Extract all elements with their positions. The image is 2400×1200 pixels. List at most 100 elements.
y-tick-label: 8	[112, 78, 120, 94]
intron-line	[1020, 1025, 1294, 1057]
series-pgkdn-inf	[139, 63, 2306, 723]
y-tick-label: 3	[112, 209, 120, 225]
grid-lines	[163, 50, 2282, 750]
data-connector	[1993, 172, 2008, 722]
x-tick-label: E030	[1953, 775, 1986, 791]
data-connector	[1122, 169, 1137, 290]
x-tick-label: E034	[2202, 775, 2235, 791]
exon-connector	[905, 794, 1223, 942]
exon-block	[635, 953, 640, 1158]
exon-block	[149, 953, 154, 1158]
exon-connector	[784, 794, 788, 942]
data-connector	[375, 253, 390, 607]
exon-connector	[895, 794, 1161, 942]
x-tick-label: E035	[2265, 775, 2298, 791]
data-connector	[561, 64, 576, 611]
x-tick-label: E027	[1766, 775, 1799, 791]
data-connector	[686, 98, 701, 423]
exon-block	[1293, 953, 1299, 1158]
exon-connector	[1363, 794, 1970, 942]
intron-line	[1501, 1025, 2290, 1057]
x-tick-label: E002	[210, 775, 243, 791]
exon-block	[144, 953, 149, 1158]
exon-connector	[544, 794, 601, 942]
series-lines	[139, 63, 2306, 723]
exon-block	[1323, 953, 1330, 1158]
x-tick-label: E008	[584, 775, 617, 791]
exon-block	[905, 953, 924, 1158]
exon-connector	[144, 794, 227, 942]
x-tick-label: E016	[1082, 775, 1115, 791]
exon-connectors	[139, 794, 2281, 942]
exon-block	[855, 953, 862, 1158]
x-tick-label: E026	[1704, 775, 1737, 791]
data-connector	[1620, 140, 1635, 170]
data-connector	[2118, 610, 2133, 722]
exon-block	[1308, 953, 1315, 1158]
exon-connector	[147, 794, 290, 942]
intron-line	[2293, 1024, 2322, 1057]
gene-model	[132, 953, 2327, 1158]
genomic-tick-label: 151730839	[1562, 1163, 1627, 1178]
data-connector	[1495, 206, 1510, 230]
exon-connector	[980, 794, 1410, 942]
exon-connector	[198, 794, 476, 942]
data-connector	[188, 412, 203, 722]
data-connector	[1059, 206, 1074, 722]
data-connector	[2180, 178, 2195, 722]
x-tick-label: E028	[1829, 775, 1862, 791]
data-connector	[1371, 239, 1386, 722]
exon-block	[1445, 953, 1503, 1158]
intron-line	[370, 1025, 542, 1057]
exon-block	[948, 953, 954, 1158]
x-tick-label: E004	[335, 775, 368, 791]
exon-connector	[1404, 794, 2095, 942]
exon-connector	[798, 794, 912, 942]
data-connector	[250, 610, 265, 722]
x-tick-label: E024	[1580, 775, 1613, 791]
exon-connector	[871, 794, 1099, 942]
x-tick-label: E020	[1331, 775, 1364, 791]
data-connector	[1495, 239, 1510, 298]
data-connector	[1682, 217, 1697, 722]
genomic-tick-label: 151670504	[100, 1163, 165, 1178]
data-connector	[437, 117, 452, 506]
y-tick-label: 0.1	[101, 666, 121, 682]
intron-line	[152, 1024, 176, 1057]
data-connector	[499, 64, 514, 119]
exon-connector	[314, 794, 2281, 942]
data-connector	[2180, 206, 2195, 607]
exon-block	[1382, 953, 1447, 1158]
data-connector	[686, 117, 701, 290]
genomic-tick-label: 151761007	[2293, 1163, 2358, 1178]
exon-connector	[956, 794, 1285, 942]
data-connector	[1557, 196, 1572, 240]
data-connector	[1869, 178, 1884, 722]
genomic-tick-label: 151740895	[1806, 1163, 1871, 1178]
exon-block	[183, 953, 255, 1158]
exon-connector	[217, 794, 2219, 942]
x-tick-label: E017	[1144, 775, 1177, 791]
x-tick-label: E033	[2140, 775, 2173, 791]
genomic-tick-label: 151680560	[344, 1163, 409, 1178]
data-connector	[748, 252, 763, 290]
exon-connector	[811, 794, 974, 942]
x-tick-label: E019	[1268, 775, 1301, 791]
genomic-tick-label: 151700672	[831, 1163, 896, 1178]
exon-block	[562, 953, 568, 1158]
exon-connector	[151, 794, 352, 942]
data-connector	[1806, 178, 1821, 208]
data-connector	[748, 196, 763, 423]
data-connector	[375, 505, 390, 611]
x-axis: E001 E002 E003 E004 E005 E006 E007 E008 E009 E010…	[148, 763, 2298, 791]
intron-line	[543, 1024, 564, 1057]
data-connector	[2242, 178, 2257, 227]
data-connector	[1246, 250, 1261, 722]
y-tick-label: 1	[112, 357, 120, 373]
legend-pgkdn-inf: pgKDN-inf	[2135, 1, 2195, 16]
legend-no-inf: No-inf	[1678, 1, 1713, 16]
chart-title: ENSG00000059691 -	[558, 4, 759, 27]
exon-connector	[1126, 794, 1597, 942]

===============

» **Work instruction**
Every line of the material that holds the word "series" must be found and copied.

» **Answer to this problem**
series-pgkdn-inf	[139, 63, 2306, 723]
series-lines	[139, 63, 2306, 723]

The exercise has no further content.